Layout element listing:

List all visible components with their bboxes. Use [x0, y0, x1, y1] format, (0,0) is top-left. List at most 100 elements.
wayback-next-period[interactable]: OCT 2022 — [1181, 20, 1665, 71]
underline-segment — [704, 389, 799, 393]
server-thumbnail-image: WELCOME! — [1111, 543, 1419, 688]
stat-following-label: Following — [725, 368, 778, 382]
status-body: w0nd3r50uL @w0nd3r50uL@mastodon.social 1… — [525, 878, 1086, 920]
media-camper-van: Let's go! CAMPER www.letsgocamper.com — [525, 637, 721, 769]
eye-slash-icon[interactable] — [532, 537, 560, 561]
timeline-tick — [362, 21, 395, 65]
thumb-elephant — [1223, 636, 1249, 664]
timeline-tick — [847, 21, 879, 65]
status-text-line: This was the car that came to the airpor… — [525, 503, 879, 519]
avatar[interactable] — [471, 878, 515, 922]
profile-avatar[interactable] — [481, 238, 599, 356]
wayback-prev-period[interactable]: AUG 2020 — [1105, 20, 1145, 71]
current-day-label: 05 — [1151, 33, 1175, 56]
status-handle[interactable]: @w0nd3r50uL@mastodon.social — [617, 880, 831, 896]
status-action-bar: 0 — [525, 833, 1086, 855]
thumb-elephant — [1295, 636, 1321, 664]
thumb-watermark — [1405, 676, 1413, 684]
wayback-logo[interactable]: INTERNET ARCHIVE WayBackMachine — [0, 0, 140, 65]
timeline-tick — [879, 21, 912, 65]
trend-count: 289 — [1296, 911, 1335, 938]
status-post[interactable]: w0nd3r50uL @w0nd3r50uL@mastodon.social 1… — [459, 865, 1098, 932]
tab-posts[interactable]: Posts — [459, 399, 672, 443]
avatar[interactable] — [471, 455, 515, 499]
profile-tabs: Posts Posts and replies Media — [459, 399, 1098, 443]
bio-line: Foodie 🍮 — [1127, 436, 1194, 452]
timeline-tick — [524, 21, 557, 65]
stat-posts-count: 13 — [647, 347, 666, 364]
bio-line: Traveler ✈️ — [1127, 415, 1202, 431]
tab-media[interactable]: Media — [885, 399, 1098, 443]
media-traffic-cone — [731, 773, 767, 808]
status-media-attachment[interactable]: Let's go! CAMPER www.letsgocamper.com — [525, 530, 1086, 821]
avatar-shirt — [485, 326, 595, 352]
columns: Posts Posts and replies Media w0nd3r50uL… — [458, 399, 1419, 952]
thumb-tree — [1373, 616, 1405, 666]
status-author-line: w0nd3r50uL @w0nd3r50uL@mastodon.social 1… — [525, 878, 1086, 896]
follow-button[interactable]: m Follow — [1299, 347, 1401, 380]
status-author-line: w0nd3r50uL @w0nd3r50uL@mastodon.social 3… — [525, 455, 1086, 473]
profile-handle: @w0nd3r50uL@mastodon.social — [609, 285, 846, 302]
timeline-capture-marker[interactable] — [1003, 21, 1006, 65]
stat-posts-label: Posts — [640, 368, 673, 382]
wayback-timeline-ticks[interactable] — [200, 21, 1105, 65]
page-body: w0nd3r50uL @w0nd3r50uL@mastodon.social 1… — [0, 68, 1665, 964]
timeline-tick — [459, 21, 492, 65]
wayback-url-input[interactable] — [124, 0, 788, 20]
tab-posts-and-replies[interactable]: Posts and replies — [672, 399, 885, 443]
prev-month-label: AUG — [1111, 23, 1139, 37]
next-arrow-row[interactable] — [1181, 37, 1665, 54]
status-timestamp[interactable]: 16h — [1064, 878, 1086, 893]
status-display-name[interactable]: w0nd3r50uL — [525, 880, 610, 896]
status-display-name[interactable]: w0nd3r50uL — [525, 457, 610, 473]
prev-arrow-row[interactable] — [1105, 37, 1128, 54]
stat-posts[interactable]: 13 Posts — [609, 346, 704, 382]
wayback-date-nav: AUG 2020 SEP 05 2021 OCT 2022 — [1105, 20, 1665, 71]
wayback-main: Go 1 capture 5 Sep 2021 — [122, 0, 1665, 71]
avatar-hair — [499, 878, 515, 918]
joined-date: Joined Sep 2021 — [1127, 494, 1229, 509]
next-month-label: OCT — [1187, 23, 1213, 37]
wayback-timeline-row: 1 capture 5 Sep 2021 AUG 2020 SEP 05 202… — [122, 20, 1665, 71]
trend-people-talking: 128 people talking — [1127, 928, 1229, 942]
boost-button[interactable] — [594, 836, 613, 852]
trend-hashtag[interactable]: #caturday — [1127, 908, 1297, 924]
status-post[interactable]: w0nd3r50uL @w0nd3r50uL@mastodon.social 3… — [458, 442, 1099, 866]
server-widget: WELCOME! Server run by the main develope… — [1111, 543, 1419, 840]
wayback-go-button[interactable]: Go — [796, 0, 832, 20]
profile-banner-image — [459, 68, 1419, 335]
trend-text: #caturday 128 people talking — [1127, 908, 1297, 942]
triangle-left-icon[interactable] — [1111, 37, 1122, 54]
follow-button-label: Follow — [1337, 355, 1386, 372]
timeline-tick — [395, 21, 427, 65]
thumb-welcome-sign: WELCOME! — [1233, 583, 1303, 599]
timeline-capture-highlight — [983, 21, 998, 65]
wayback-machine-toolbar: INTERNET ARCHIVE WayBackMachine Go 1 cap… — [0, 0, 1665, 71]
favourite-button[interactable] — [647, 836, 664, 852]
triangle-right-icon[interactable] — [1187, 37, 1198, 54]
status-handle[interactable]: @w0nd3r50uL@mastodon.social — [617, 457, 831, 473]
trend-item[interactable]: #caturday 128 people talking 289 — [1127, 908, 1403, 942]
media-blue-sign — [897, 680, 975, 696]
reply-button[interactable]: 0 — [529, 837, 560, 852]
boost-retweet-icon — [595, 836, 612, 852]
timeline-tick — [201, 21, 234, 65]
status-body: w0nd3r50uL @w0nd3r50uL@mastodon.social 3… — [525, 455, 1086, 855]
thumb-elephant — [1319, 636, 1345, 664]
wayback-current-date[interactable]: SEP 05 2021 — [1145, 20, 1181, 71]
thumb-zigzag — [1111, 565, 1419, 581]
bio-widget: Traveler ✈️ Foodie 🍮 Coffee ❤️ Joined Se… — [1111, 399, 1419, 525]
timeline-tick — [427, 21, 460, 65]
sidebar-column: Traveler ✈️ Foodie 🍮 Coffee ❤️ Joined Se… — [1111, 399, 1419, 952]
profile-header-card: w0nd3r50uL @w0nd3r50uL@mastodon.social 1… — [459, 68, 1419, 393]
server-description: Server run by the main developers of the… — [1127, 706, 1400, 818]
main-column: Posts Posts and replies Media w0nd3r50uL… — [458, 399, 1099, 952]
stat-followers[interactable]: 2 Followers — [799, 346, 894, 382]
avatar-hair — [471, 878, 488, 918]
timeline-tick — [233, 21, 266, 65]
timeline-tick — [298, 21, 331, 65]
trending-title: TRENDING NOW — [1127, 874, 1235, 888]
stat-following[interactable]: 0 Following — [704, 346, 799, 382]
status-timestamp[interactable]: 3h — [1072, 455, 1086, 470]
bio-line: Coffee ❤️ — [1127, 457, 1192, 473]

EXERCISE DIRECTIONS:
Rewrite the listing from its first line through the line containing "status-action-bar: 0 — [525, 833, 1086, 855]", inclusive, changing every "timeline-tick" to "timeline-marker" and leaving everything else unchanged.

CORRECT OUTPUT:
List all visible components with their bboxes. Use [x0, y0, x1, y1] format, (0,0) is top-left. List at most 100 elements.
wayback-next-period[interactable]: OCT 2022 — [1181, 20, 1665, 71]
underline-segment — [704, 389, 799, 393]
server-thumbnail-image: WELCOME! — [1111, 543, 1419, 688]
stat-following-label: Following — [725, 368, 778, 382]
status-body: w0nd3r50uL @w0nd3r50uL@mastodon.social 1… — [525, 878, 1086, 920]
media-camper-van: Let's go! CAMPER www.letsgocamper.com — [525, 637, 721, 769]
eye-slash-icon[interactable] — [532, 537, 560, 561]
timeline-marker — [362, 21, 395, 65]
thumb-elephant — [1223, 636, 1249, 664]
timeline-marker — [847, 21, 879, 65]
status-text-line: This was the car that came to the airpor… — [525, 503, 879, 519]
avatar[interactable] — [471, 878, 515, 922]
profile-avatar[interactable] — [481, 238, 599, 356]
wayback-prev-period[interactable]: AUG 2020 — [1105, 20, 1145, 71]
current-day-label: 05 — [1151, 33, 1175, 56]
status-handle[interactable]: @w0nd3r50uL@mastodon.social — [617, 880, 831, 896]
status-action-bar: 0 — [525, 833, 1086, 855]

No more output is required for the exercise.